▶ **Problem details**: Produce an exact copy of the lines from the line that contains "Enumerate this screenshot's" to the end of the listing below.

Items listed in a dataset
########

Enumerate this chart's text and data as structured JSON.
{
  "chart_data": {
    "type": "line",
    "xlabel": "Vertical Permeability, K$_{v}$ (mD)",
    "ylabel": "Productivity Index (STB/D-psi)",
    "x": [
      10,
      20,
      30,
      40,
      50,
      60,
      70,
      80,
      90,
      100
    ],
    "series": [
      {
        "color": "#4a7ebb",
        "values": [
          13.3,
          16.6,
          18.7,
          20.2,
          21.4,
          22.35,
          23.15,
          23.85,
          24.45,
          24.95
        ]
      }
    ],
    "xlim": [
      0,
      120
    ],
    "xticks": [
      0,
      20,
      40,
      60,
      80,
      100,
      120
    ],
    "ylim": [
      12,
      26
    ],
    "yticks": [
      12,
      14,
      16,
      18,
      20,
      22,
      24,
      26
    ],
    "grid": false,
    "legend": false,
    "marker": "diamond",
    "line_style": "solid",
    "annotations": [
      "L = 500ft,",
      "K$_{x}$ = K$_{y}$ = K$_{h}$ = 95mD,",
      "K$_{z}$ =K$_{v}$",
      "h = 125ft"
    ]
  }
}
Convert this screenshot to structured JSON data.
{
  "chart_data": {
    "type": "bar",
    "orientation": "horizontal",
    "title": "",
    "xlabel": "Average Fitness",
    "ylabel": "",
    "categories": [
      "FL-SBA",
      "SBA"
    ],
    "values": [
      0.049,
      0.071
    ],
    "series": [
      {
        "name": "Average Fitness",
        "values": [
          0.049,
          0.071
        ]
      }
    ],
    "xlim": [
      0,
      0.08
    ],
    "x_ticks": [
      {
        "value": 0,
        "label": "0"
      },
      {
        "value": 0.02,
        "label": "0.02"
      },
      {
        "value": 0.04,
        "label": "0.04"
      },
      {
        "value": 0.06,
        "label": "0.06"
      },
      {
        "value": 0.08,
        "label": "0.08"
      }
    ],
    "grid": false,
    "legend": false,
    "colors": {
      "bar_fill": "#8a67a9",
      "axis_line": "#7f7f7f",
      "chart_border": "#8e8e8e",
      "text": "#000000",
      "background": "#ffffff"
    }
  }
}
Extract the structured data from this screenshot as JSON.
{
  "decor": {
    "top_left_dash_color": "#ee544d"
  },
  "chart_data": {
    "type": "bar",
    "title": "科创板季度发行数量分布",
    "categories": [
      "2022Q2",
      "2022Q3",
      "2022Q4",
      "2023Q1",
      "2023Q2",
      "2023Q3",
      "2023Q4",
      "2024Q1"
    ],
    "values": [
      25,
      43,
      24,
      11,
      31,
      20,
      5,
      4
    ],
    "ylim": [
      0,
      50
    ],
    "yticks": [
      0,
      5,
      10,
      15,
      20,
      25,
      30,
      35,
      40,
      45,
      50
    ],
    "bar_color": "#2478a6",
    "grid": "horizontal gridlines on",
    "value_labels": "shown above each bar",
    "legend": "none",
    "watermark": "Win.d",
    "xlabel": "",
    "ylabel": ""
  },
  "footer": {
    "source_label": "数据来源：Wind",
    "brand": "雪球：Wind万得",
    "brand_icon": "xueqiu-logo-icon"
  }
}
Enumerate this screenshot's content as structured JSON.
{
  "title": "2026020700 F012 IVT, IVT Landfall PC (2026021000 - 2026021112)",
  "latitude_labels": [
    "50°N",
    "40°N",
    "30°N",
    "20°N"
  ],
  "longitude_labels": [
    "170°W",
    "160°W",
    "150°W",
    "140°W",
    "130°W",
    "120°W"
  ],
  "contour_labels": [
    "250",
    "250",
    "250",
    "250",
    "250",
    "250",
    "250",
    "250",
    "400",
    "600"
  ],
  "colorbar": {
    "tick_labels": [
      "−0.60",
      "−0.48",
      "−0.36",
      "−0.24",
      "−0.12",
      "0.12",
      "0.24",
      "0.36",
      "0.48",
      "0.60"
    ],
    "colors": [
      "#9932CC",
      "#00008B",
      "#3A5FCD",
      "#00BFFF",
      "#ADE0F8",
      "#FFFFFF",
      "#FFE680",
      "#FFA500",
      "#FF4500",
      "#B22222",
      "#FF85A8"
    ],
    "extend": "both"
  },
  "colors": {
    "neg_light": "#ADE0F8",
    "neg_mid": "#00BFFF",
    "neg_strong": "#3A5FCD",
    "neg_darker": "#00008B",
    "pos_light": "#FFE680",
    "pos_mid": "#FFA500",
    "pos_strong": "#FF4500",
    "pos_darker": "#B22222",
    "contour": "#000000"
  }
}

########

▶ **Answer in full**:
Enumerate this screenshot's content as structured JSON.
{
  "title": "2026020700 F012 IVT, IVT Landfall PC (2026021000 - 2026021112)",
  "latitude_labels": [
    "50°N",
    "40°N",
    "30°N",
    "20°N"
  ],
  "longitude_labels": [
    "170°W",
    "160°W",
    "150°W",
    "140°W",
    "130°W",
    "120°W"
  ],
  "contour_labels": [
    "250",
    "250",
    "250",
    "250",
    "250",
    "250",
    "250",
    "250",
    "400",
    "600"
  ],
  "colorbar": {
    "tick_labels": [
      "−0.60",
      "−0.48",
      "−0.36",
      "−0.24",
      "−0.12",
      "0.12",
      "0.24",
      "0.36",
      "0.48",
      "0.60"
    ],
    "colors": [
      "#9932CC",
      "#00008B",
      "#3A5FCD",
      "#00BFFF",
      "#ADE0F8",
      "#FFFFFF",
      "#FFE680",
      "#FFA500",
      "#FF4500",
      "#B22222",
      "#FF85A8"
    ],
    "extend": "both"
  },
  "colors": {
    "neg_light": "#ADE0F8",
    "neg_mid": "#00BFFF",
    "neg_strong": "#3A5FCD",
    "neg_darker": "#00008B",
    "pos_light": "#FFE680",
    "pos_mid": "#FFA500",
    "pos_strong": "#FF4500",
    "pos_darker": "#B22222",
    "contour": "#000000"
  }
}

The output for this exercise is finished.